*DO THIS*.
Find the string "JSON" in the entries and copy each line that has it.

-------- EXERCISE MATERIAL --------

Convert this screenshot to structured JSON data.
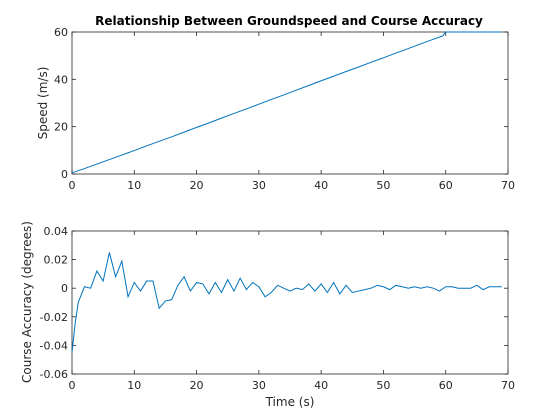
{
  "chart_data": [
    {
      "type": "line",
      "title": "Relationship Between Groundspeed and Course Accuracy",
      "xlabel": "",
      "ylabel": "Speed (m/s)",
      "xlim": [
        0,
        70
      ],
      "ylim": [
        0,
        60
      ],
      "xticks": [
        "0",
        "10",
        "20",
        "30",
        "40",
        "50",
        "60",
        "70"
      ],
      "yticks": [
        "0",
        "20",
        "40",
        "60"
      ],
      "grid": false,
      "series": [
        {
          "color": "#0072bd",
          "x": [
            0,
            2,
            4,
            6,
            8,
            10,
            12,
            14,
            16,
            18,
            20,
            22,
            24,
            26,
            28,
            30,
            32,
            34,
            36,
            38,
            40,
            42,
            44,
            46,
            48,
            50,
            52,
            54,
            56,
            58,
            59.5,
            60,
            62,
            64,
            66,
            68,
            69
          ],
          "y": [
            0.5,
            2.3,
            4.2,
            6.1,
            8.0,
            9.9,
            11.9,
            13.8,
            15.7,
            17.7,
            19.7,
            21.6,
            23.6,
            25.6,
            27.5,
            29.5,
            31.5,
            33.4,
            35.4,
            37.4,
            39.4,
            41.3,
            43.3,
            45.2,
            47.2,
            49.1,
            51.1,
            53.0,
            55.0,
            56.9,
            58.3,
            60,
            60,
            60,
            60,
            60,
            60
          ]
        }
      ]
    },
    {
      "type": "line",
      "title": "",
      "xlabel": "Time (s)",
      "ylabel": "Course Accuracy (degrees)",
      "xlim": [
        0,
        70
      ],
      "ylim": [
        -0.06,
        0.04
      ],
      "xticks": [
        "0",
        "10",
        "20",
        "30",
        "40",
        "50",
        "60",
        "70"
      ],
      "yticks": [
        "-0.06",
        "-0.04",
        "-0.02",
        "0",
        "0.02",
        "0.04"
      ],
      "grid": false,
      "series": [
        {
          "color": "#0072bd",
          "x": [
            0,
            0.5,
            1,
            2,
            3,
            4,
            5,
            6,
            7,
            8,
            9,
            10,
            11,
            12,
            13,
            14,
            15,
            16,
            17,
            18,
            19,
            20,
            21,
            22,
            23,
            24,
            25,
            26,
            27,
            28,
            29,
            30,
            31,
            32,
            33,
            34,
            35,
            36,
            37,
            38,
            39,
            40,
            41,
            42,
            43,
            44,
            45,
            46,
            47,
            48,
            49,
            50,
            51,
            52,
            53,
            54,
            55,
            56,
            57,
            58,
            59,
            60,
            61,
            62,
            63,
            64,
            65,
            66,
            67,
            68,
            69
          ],
          "y": [
            -0.045,
            -0.025,
            -0.01,
            0.001,
            0.0,
            0.012,
            0.005,
            0.025,
            0.008,
            0.019,
            -0.006,
            0.004,
            -0.002,
            0.005,
            0.005,
            -0.014,
            -0.009,
            -0.008,
            0.002,
            0.008,
            -0.002,
            0.004,
            0.003,
            -0.004,
            0.004,
            -0.003,
            0.006,
            -0.002,
            0.007,
            -0.001,
            0.004,
            0.001,
            -0.006,
            -0.003,
            0.002,
            0.0,
            -0.002,
            0.0,
            -0.001,
            0.003,
            -0.002,
            0.003,
            -0.003,
            0.004,
            -0.004,
            0.002,
            -0.003,
            -0.002,
            -0.001,
            0.0,
            0.002,
            0.001,
            -0.001,
            0.002,
            0.001,
            0.0,
            0.001,
            0.0,
            0.001,
            0.0,
            -0.002,
            0.001,
            0.001,
            0.0,
            0.0,
            0.0,
            0.002,
            -0.001,
            0.001,
            0.001,
            0.001
          ]
        }
      ]
    }
  ]
}
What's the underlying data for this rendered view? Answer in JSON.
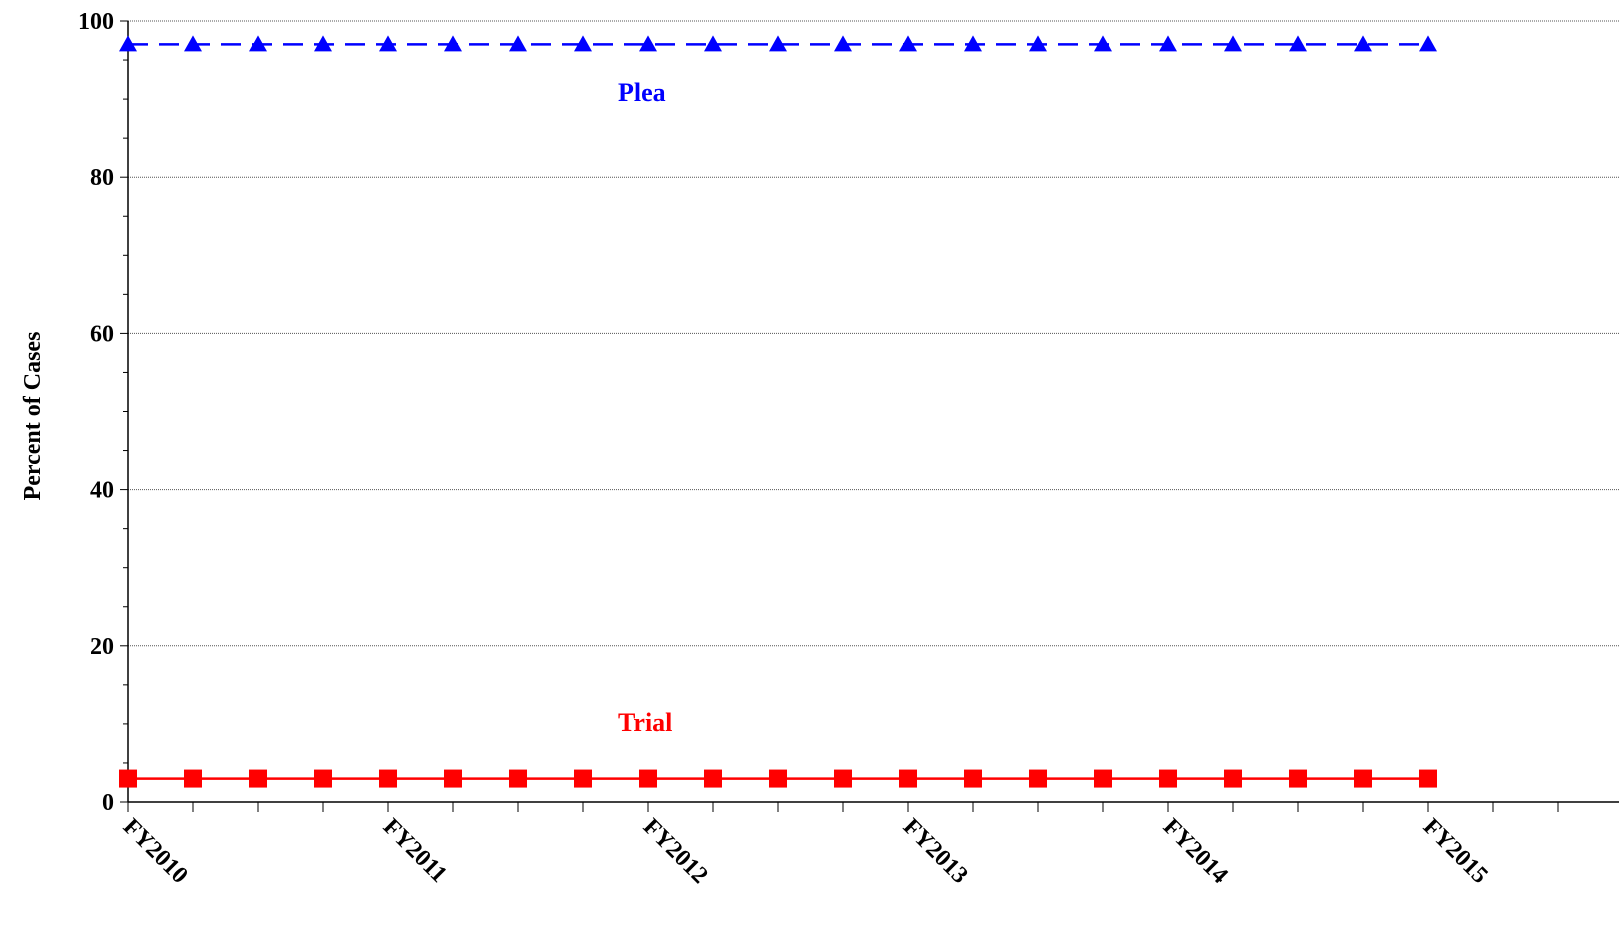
{
  "chart_data": {
    "type": "line",
    "title": "",
    "xlabel": "",
    "ylabel": "Percent of Cases",
    "ylim": [
      0,
      100
    ],
    "yticks": [
      0,
      20,
      40,
      60,
      80,
      100
    ],
    "x_tick_labels": [
      "FY2010",
      "FY2011",
      "FY2012",
      "FY2013",
      "FY2014",
      "FY2015"
    ],
    "points_per_year": 4,
    "grid": true,
    "series": [
      {
        "name": "Plea",
        "color": "#0000ff",
        "style": "dashed",
        "marker": "triangle",
        "values": [
          97,
          97,
          97,
          97,
          97,
          97,
          97,
          97,
          97,
          97,
          97,
          97,
          97,
          97,
          97,
          97,
          97,
          97,
          97,
          97,
          97
        ]
      },
      {
        "name": "Trial",
        "color": "#ff0000",
        "style": "solid",
        "marker": "square",
        "values": [
          3,
          3,
          3,
          3,
          3,
          3,
          3,
          3,
          3,
          3,
          3,
          3,
          3,
          3,
          3,
          3,
          3,
          3,
          3,
          3,
          3
        ]
      }
    ]
  }
}
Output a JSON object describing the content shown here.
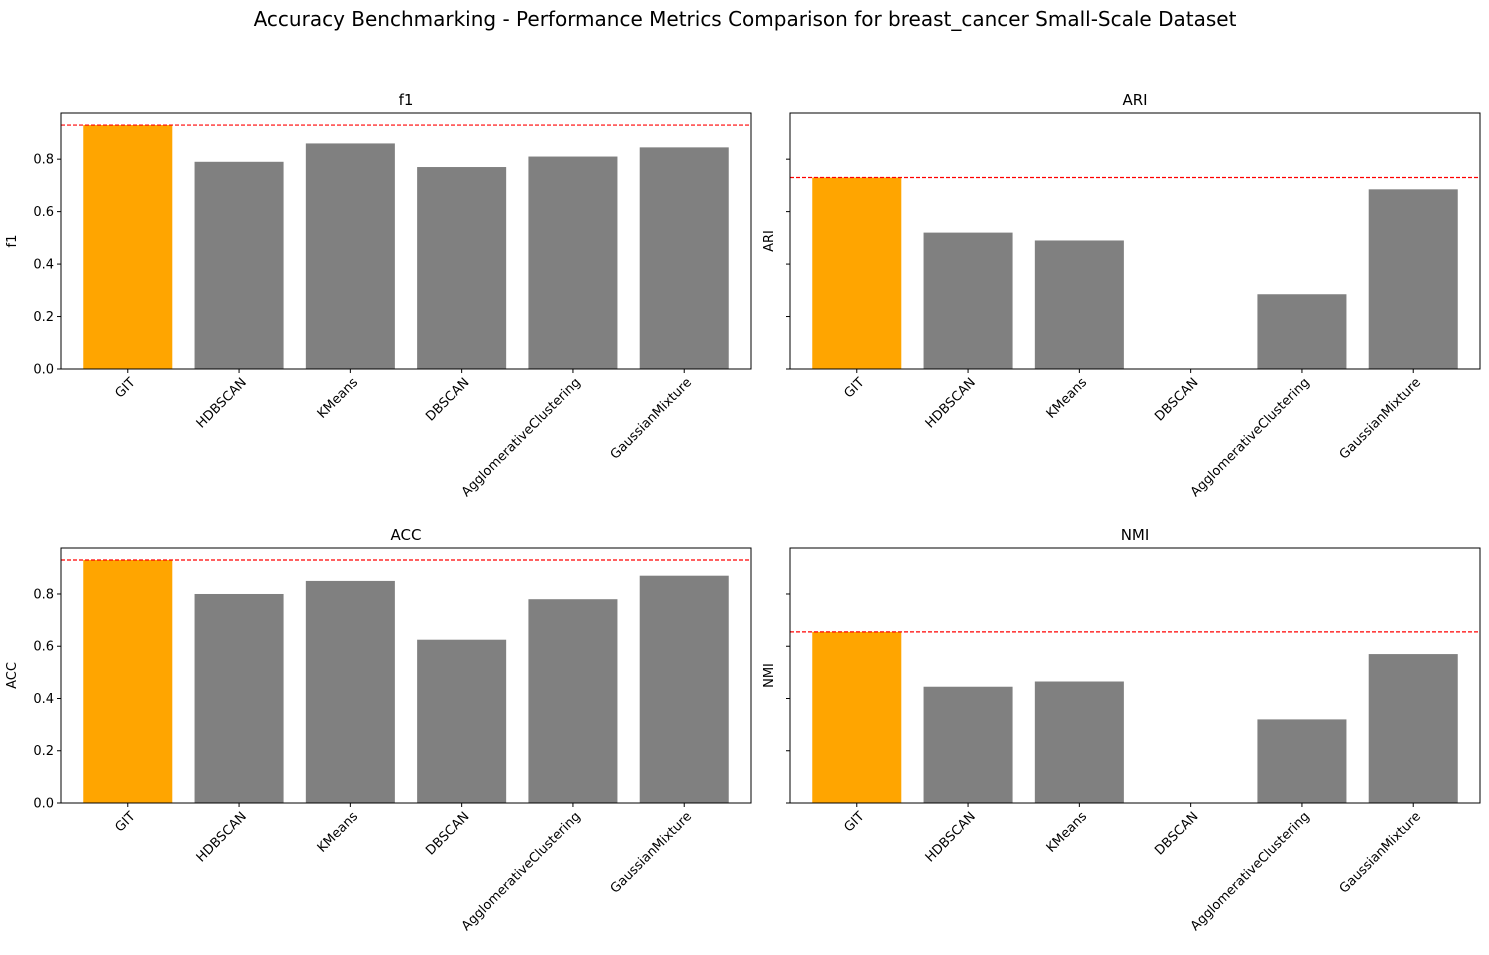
{
  "title": "Accuracy Benchmarking - Performance Metrics Comparison for breast_cancer Small-Scale Dataset",
  "colors": {
    "highlight": "#FFA500",
    "bar": "#808080",
    "reference_line": "#FF0000",
    "axes": "#000000"
  },
  "chart_data": [
    {
      "type": "bar",
      "title": "f1",
      "ylabel": "f1",
      "categories": [
        "GIT",
        "HDBSCAN",
        "KMeans",
        "DBSCAN",
        "AgglomerativeClustering",
        "GaussianMixture"
      ],
      "values": [
        0.93,
        0.79,
        0.86,
        0.77,
        0.81,
        0.845
      ],
      "ylim": [
        0,
        0.976
      ],
      "yticks": [
        0.0,
        0.2,
        0.4,
        0.6,
        0.8
      ],
      "show_ytick_labels": true,
      "reference_line": 0.93,
      "highlight_category": "GIT",
      "grid": false
    },
    {
      "type": "bar",
      "title": "ARI",
      "ylabel": "ARI",
      "categories": [
        "GIT",
        "HDBSCAN",
        "KMeans",
        "DBSCAN",
        "AgglomerativeClustering",
        "GaussianMixture"
      ],
      "values": [
        0.73,
        0.52,
        0.49,
        0.0,
        0.285,
        0.685
      ],
      "ylim": [
        0,
        0.976
      ],
      "yticks": [
        0.0,
        0.2,
        0.4,
        0.6,
        0.8
      ],
      "show_ytick_labels": false,
      "reference_line": 0.73,
      "highlight_category": "GIT",
      "grid": false
    },
    {
      "type": "bar",
      "title": "ACC",
      "ylabel": "ACC",
      "categories": [
        "GIT",
        "HDBSCAN",
        "KMeans",
        "DBSCAN",
        "AgglomerativeClustering",
        "GaussianMixture"
      ],
      "values": [
        0.93,
        0.8,
        0.85,
        0.625,
        0.78,
        0.87
      ],
      "ylim": [
        0,
        0.976
      ],
      "yticks": [
        0.0,
        0.2,
        0.4,
        0.6,
        0.8
      ],
      "show_ytick_labels": true,
      "reference_line": 0.93,
      "highlight_category": "GIT",
      "grid": false
    },
    {
      "type": "bar",
      "title": "NMI",
      "ylabel": "NMI",
      "categories": [
        "GIT",
        "HDBSCAN",
        "KMeans",
        "DBSCAN",
        "AgglomerativeClustering",
        "GaussianMixture"
      ],
      "values": [
        0.655,
        0.445,
        0.465,
        0.0,
        0.32,
        0.57
      ],
      "ylim": [
        0,
        0.976
      ],
      "yticks": [
        0.0,
        0.2,
        0.4,
        0.6,
        0.8
      ],
      "show_ytick_labels": false,
      "reference_line": 0.655,
      "highlight_category": "GIT",
      "grid": false
    }
  ]
}
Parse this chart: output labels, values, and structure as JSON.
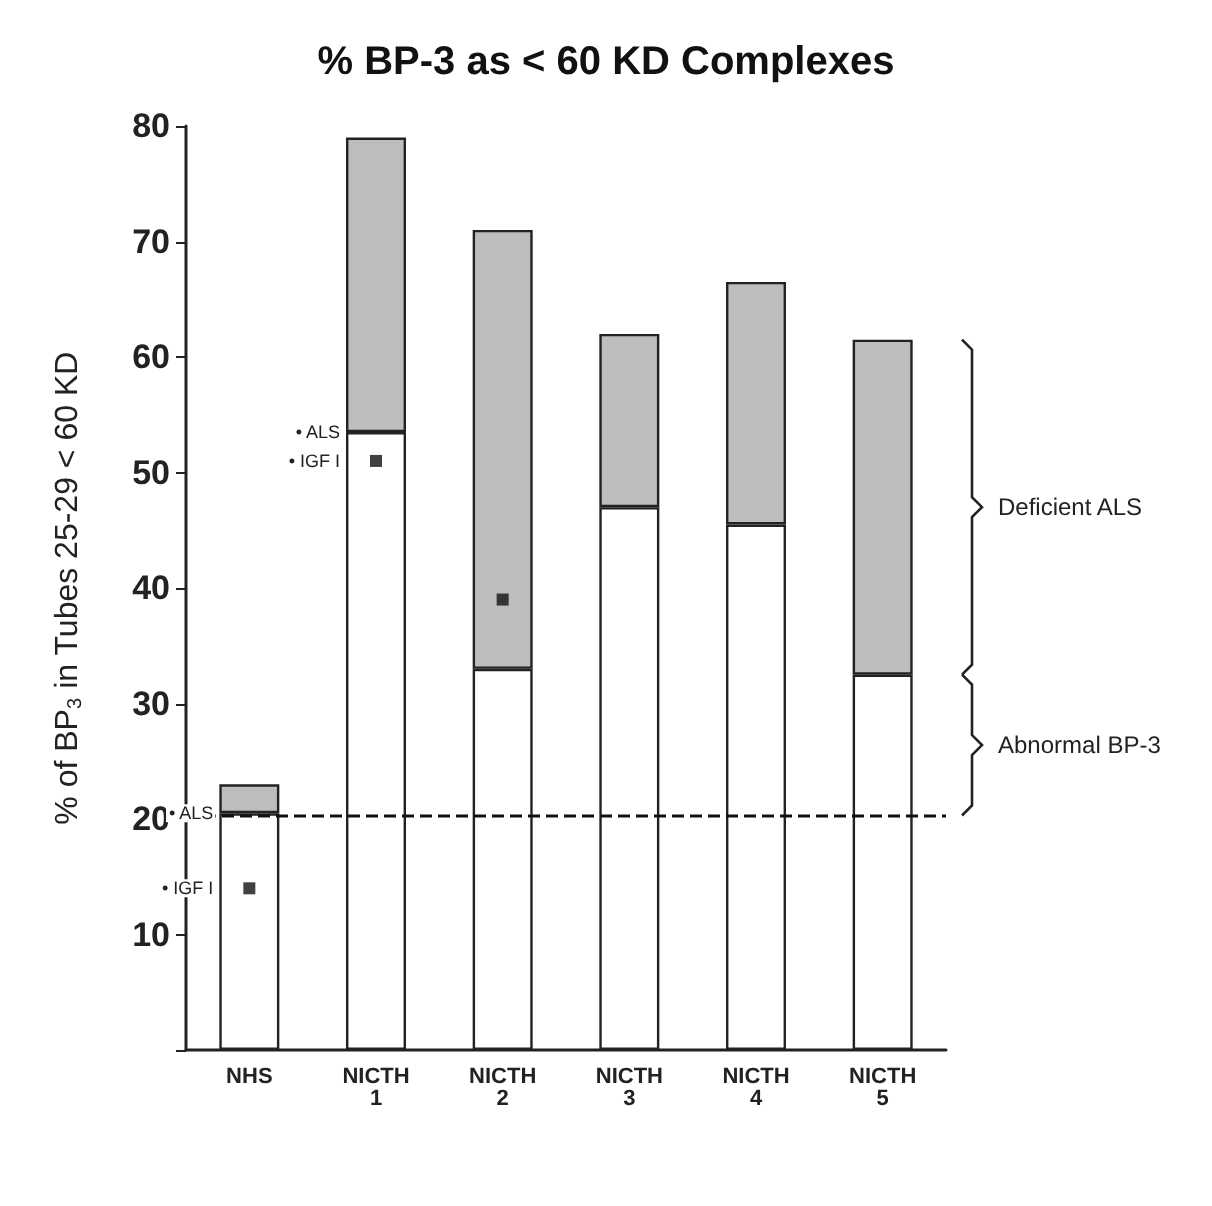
{
  "chart_data": {
    "type": "bar",
    "title": "% BP-3 as < 60 KD Complexes",
    "ylabel": "% of BP$_{3}$ in Tubes 25-29 < 60 KD",
    "categories": [
      "NHS",
      "NICTH 1",
      "NICTH 2",
      "NICTH 3",
      "NICTH 4",
      "NICTH 5"
    ],
    "stacked": true,
    "series": [
      {
        "color": "#ffffff",
        "values": [
          20.5,
          53.5,
          33,
          47,
          45.5,
          32.5
        ]
      },
      {
        "color": "#bdbdbd",
        "values": [
          2.5,
          25.5,
          38,
          15,
          21,
          29
        ]
      },
      {
        "type": "scatter",
        "color": "#111111",
        "marker": "square",
        "values": [
          14,
          51,
          39,
          null,
          null,
          null
        ]
      }
    ],
    "ylim": [
      0,
      80
    ],
    "yticks": [
      {
        "value": 0,
        "label": null
      },
      10,
      20,
      30,
      40,
      50,
      60,
      70,
      80
    ],
    "grid": false,
    "ref_lines": [
      {
        "axis": "y",
        "value": 20.3,
        "line_style": "dashed",
        "color": "#111111"
      }
    ],
    "annotations": [
      "Deficient ALS",
      "Abnormal BP-3",
      {
        "text": "• ALS",
        "x": "NHS",
        "y": 20.5
      },
      {
        "text": "• IGF I",
        "x": "NHS",
        "y": 14
      },
      {
        "text": "• ALS",
        "x": "NICTH 1",
        "y": 53.5
      },
      {
        "text": "• IGF I",
        "x": "NICTH 1",
        "y": 51
      }
    ]
  }
}
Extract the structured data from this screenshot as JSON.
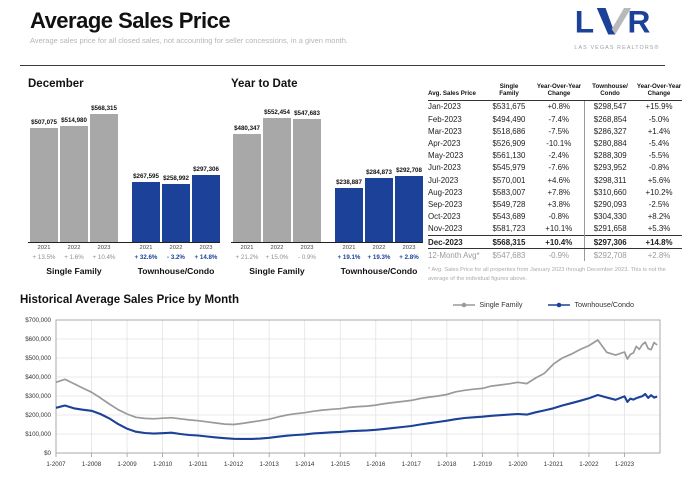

--------

*RESPONSE TO THIS TASK*.
Convert this screenshot to structured JSON data.
What's the underlying data for this rendered view? Answer in JSON.
Output a JSON object describing the content shown here.
Parse this chart: output labels, values, and structure as JSON.
Extract the structured data from this screenshot as JSON.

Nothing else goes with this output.